__Document extract__:
2. `weights` at the values 'uniform', 'distance'

Note: we have not discussed the `weights` hyperparameter for kNN in classes - <strong>you do not need to know what this hyperpameter does for kNN, you only need to be able to assess its impact on performance of kNN for the given problem</strong>. The `weights` hyperparameter adjusts the "Weight function used in prediction" (in other words, how the neighbouring instances are combined to form the final prediction). Possible values are:
* 'uniform' : uniform weights. All points in each neighborhood are weighted equally. (this is what you've been using all semester)
* 'distance' : weight points by the inverse of their distance. in this case, closer neighbors of a query point will have a greater influence than neighbors which are further away.


In [None]:
knn = KNeighborsRegressor()
scaler = StandardScaler()

knn_param_grid = {
    'preprocess' : [ 'passthrough', scaler ],
    'model' : [ knn ],
    'model__n_neighbors' : np.logspace(np.log2(1), np.log2(256), 9, base=2).astype(int),
    'model__weights' : [ 'uniform', 'distance' ]
}

### Q11: Perform cross validation on the tuning grids defined in the previous two questions. Extract the best model identified by cross validation and assign it to a variable named `best_model`. Describe the hyperparameters and score of the best model.

In [None]:
param_grid = [
    CART_param_grid,
    knn_param_grid
]

cv = GridSearchCV(mlpipe, param_grid, cv=rkf)
cv.fit(X, t)

best_model = cv.best_estimator_

print(cv.best_params_)
print(cv.best_score_)

#### _DESCRIBE THE MODEL PARAMETERS AND SCORE HERE_

### Q12: Use the provided `cleanup_cv_results` to extract a data frame called `cv_stats`. Then use `cv_stats` to create two line plots: one with the x axis exploring the `min_samples_split` hyperparameter of the decision tree, and another with the x axis exploring the `n_neighbors` hyperparameter of kNN. For the kNN plot, use the `hue` semantic to visualise the `'weights'` hyperparameter, and a `style` hyperparameter to visualise the `'preprocess'` hyperparameter.

In [None]:
cv_stats = cleanup_cv_results(cv)

fig, axs = plt.subplots(ncols=2, figsize=(18, 6))
sns.lineplot(data=cv_stats, x='min_samples_split', y='score', color='black', ax=axs[0]).set(title='CART', xscale='log', xlabel='$minsplit$')
sns.lineplot(data=cv_stats, x='n_neighbors', y='score', hue='weights', style='preprocess', ax=axs[1]).set(title='$k$-NN', xscale='log', xlabel='$k$ (Neighbourhood Size)')
for ax in axs: ax.set_ylim(bottom=-0.1, top=1.0)
for ax in axs: ax.set_ylabel('$R^2$')
fig.suptitle('Cross Validation Grid Search Results')
plt.show()

### Q13: declare a new scorer called `mse_score` that uses `mean_squared_error` (in other words, use the scikit-learn function `make_scorer` to make a new scorer based on the `mean_squared_error` loss function). Perform cross validation on linear regression (using `X` and `t` as source data) using `mse_score` as the required scorer and store the result of this in `lm_scores`. Then, perform cross validation on the best model returned in Q11 (using `X` and `t` as source data) using `mse_score` as the required scorer and store the result of this in `best_scores`.

[Entries from a data source]
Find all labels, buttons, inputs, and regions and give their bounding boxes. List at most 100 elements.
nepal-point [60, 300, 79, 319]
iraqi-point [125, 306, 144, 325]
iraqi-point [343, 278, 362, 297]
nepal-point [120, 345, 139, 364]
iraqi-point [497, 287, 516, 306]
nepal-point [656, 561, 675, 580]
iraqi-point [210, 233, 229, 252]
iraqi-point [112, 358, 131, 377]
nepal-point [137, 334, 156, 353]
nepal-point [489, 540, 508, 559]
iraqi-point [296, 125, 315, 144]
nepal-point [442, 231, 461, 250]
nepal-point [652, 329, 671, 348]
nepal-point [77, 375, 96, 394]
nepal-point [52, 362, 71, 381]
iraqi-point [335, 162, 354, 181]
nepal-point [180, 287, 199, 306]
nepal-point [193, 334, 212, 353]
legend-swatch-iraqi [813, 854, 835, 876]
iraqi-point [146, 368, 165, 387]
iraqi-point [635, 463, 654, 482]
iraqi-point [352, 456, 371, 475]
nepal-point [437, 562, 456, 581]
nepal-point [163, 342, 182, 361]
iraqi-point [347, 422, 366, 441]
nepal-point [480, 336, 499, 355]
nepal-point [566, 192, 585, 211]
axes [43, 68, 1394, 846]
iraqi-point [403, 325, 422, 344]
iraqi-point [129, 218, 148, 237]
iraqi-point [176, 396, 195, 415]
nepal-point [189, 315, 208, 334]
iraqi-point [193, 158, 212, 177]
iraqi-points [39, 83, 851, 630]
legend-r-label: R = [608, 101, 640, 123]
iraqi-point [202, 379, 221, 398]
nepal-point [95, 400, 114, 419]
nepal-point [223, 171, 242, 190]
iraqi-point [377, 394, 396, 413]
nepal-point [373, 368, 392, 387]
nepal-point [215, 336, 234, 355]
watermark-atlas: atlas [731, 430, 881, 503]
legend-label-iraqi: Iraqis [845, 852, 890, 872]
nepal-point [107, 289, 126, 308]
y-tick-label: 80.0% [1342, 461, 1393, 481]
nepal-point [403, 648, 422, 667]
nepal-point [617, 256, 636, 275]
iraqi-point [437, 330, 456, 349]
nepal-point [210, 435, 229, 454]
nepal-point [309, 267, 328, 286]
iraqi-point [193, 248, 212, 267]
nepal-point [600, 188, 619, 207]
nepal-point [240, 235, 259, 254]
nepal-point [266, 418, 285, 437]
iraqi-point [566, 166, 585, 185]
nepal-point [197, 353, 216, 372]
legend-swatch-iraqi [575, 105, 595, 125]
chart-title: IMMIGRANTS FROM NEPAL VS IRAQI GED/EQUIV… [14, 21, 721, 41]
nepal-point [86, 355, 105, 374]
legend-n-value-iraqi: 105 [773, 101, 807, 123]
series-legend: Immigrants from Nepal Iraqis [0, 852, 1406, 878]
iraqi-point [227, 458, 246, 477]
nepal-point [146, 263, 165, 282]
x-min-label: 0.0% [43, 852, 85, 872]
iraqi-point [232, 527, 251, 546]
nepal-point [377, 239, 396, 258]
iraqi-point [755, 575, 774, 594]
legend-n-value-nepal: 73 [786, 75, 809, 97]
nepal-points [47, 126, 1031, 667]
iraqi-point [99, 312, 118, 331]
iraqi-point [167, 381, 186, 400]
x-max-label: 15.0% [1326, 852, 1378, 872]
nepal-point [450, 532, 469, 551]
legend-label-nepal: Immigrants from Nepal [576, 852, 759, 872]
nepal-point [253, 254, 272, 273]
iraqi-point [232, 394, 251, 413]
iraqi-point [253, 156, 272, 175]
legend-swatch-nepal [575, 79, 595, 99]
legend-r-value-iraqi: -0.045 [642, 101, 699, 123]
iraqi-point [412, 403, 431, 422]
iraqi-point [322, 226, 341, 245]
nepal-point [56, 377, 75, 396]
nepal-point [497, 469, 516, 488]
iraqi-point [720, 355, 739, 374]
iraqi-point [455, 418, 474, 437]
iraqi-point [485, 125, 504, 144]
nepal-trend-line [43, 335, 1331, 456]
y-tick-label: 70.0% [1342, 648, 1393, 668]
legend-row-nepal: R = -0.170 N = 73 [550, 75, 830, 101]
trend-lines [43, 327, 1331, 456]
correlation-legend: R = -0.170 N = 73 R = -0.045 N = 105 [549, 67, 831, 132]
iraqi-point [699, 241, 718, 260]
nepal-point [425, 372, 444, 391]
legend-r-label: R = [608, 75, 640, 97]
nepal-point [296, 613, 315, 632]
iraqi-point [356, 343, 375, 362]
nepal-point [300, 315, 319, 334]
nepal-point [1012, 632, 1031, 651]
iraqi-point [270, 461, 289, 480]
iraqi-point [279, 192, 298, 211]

__Exercise set__:
- a) Answer these questions using the notebook excerpt:
(i) How does the 'distance' value of the `weights` hyperparameter weight points?
(ii) Which variable should hold the best model extracted in Q11?
(iii) What title does `fig.suptitle` give the figure in Q12?
- b) Please return the entries word for word, starting at the first line and stopping after the line that contains "nepal-point [52, 362, 71, 381]". Include both of those lines.

__Solutions to each task__:
- a)
(i) It weights points by the inverse of their distance.
(ii) `best_model`
(iii) 'Cross Validation Grid Search Results'

- b)
Find all labels, buttons, inputs, and regions and give their bounding boxes. List at most 100 elements.
nepal-point [60, 300, 79, 319]
iraqi-point [125, 306, 144, 325]
iraqi-point [343, 278, 362, 297]
nepal-point [120, 345, 139, 364]
iraqi-point [497, 287, 516, 306]
nepal-point [656, 561, 675, 580]
iraqi-point [210, 233, 229, 252]
iraqi-point [112, 358, 131, 377]
nepal-point [137, 334, 156, 353]
nepal-point [489, 540, 508, 559]
iraqi-point [296, 125, 315, 144]
nepal-point [442, 231, 461, 250]
nepal-point [652, 329, 671, 348]
nepal-point [77, 375, 96, 394]
nepal-point [52, 362, 71, 381]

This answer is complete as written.